**DATASET ROWS:**
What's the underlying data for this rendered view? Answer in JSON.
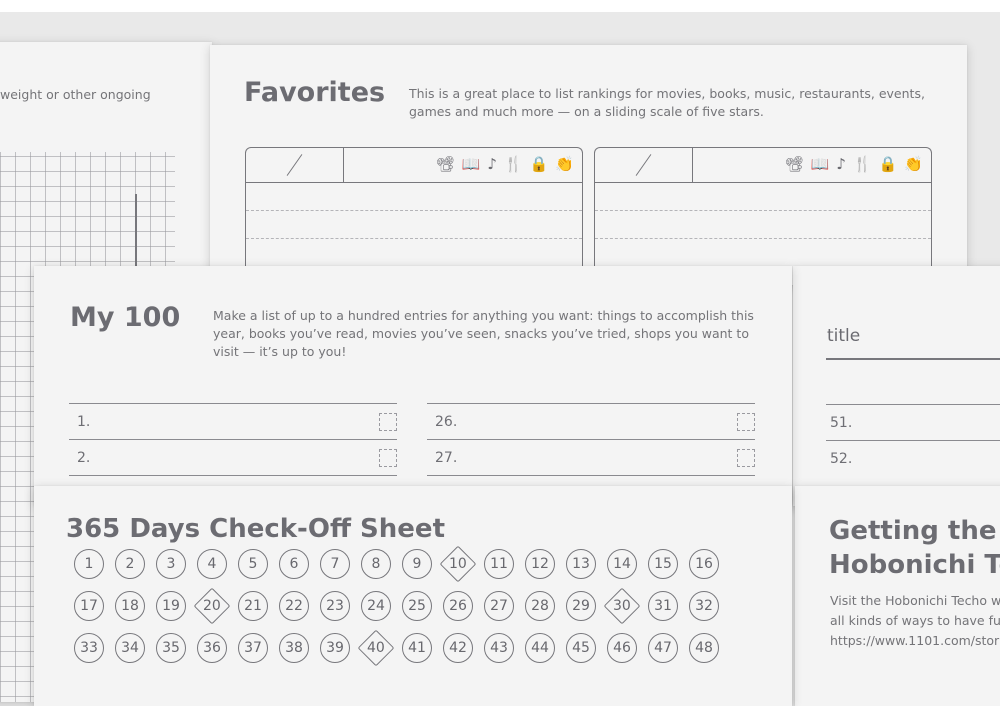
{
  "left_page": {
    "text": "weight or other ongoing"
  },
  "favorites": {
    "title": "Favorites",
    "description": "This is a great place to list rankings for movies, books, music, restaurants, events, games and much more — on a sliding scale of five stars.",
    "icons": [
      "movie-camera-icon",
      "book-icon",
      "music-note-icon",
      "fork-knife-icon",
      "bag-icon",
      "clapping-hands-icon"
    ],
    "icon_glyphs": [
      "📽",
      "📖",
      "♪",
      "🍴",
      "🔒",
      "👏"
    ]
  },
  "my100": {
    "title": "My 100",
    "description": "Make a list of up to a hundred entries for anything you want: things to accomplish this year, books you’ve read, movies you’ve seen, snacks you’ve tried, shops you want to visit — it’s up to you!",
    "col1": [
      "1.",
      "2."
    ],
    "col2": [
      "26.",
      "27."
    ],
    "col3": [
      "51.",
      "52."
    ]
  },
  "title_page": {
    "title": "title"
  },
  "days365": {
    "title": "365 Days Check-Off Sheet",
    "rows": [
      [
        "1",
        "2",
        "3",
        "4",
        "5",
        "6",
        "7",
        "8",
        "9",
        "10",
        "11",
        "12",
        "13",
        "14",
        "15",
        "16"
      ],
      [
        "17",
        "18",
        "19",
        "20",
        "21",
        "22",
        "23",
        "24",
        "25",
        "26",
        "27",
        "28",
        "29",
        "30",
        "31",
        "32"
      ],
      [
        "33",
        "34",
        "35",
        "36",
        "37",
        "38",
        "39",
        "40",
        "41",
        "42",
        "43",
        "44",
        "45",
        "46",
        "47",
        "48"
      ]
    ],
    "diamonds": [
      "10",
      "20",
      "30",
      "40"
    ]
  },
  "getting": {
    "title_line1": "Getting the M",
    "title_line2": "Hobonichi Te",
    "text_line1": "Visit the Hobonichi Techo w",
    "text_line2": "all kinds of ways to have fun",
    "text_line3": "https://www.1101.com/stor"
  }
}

**DIRECTIONS:** Pull out every line of the records that includes the string "list".

**IN RESPONSE:**
    "description": "This is a great place to list rankings for movies, books, music, restaurants, events, games and much more — on a sliding scale of five stars.",
    "description": "Make a list of up to a hundred entries for anything you want: things to accomplish this year, books you’ve read, movies you’ve seen, snacks you’ve tried, shops you want to visit — it’s up to you!",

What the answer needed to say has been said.